WHAT THE EXERCISE ASKS = The records should be repeated word for word, pictures excluded.

-- start of INPUT FOR THIS TASK --

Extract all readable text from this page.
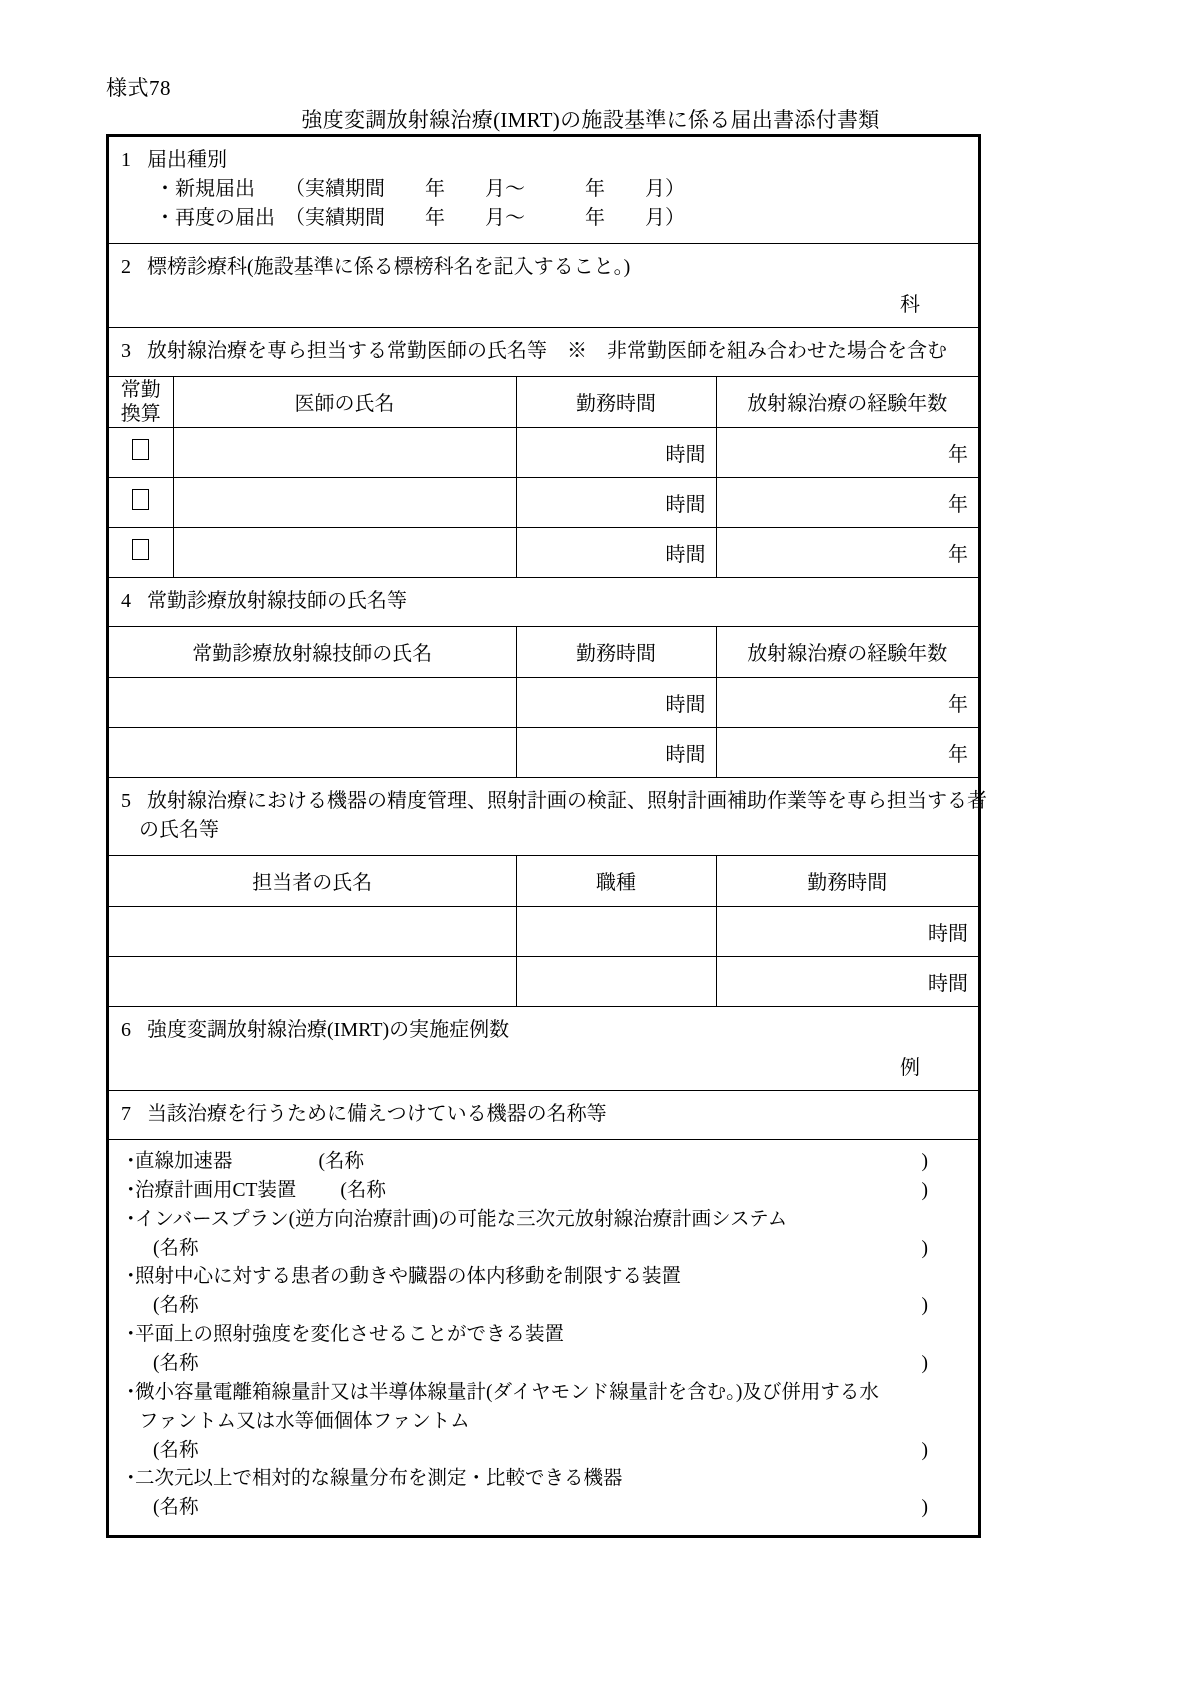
様式78
強度変調放射線治療(IMRT)の施設基準に係る届出書添付書類
1 届出種別
・新規届出　　（実績期間　　年　　月～　　　年　　月）
・再度の届出　（実績期間　　年　　月～　　　年　　月）
2 標榜診療科(施設基準に係る標榜科名を記入すること。)
科
3 放射線治療を専ら担当する常勤医師の氏名等　※　非常勤医師を組み合わせた場合を含む
常勤
換算	医師の氏名	勤務時間	放射線治療の経験年数
		時間	年
		時間	年
		時間	年
4 常勤診療放射線技師の氏名等
常勤診療放射線技師の氏名	勤務時間	放射線治療の経験年数
	時間	年
	時間	年
5 放射線治療における機器の精度管理、照射計画の検証、照射計画補助作業等を専ら担当する者
の氏名等
担当者の氏名	職種	勤務時間
		時間
		時間
6 強度変調放射線治療(IMRT)の実施症例数
例
7 当該治療を行うために備えつけている機器の名称等
・直線加速器	(名称	)
・治療計画用CT装置 (名称	)
・インバースプラン(逆方向治療計画)の可能な三次元放射線治療計画システム
(名称	)
・照射中心に対する患者の動きや臓器の体内移動を制限する装置
(名称	)
・平面上の照射強度を変化させることができる装置
(名称	)
・微小容量電離箱線量計又は半導体線量計(ダイヤモンド線量計を含む。)及び併用する水
ファントム又は水等価個体ファントム
(名称	)
・二次元以上で相対的な線量分布を測定・比較できる機器
(名称	)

-- end of INPUT FOR THIS TASK --

REPLY TO THE EXERCISE =
Extract all readable text from this page.
様式78
強度変調放射線治療(IMRT)の施設基準に係る届出書添付書類
1 届出種別
・新規届出　　（実績期間　　年　　月～　　　年　　月）
・再度の届出　（実績期間　　年　　月～　　　年　　月）
2 標榜診療科(施設基準に係る標榜科名を記入すること。)
科
3 放射線治療を専ら担当する常勤医師の氏名等　※　非常勤医師を組み合わせた場合を含む
常勤
換算	医師の氏名	勤務時間	放射線治療の経験年数
		時間	年
		時間	年
		時間	年
4 常勤診療放射線技師の氏名等
常勤診療放射線技師の氏名	勤務時間	放射線治療の経験年数
	時間	年
	時間	年
5 放射線治療における機器の精度管理、照射計画の検証、照射計画補助作業等を専ら担当する者
の氏名等
担当者の氏名	職種	勤務時間
		時間
		時間
6 強度変調放射線治療(IMRT)の実施症例数
例
7 当該治療を行うために備えつけている機器の名称等
・直線加速器	(名称	)
・治療計画用CT装置 (名称	)
・インバースプラン(逆方向治療計画)の可能な三次元放射線治療計画システム
(名称	)
・照射中心に対する患者の動きや臓器の体内移動を制限する装置
(名称	)
・平面上の照射強度を変化させることができる装置
(名称	)
・微小容量電離箱線量計又は半導体線量計(ダイヤモンド線量計を含む。)及び併用する水
ファントム又は水等価個体ファントム
(名称	)
・二次元以上で相対的な線量分布を測定・比較できる機器
(名称	)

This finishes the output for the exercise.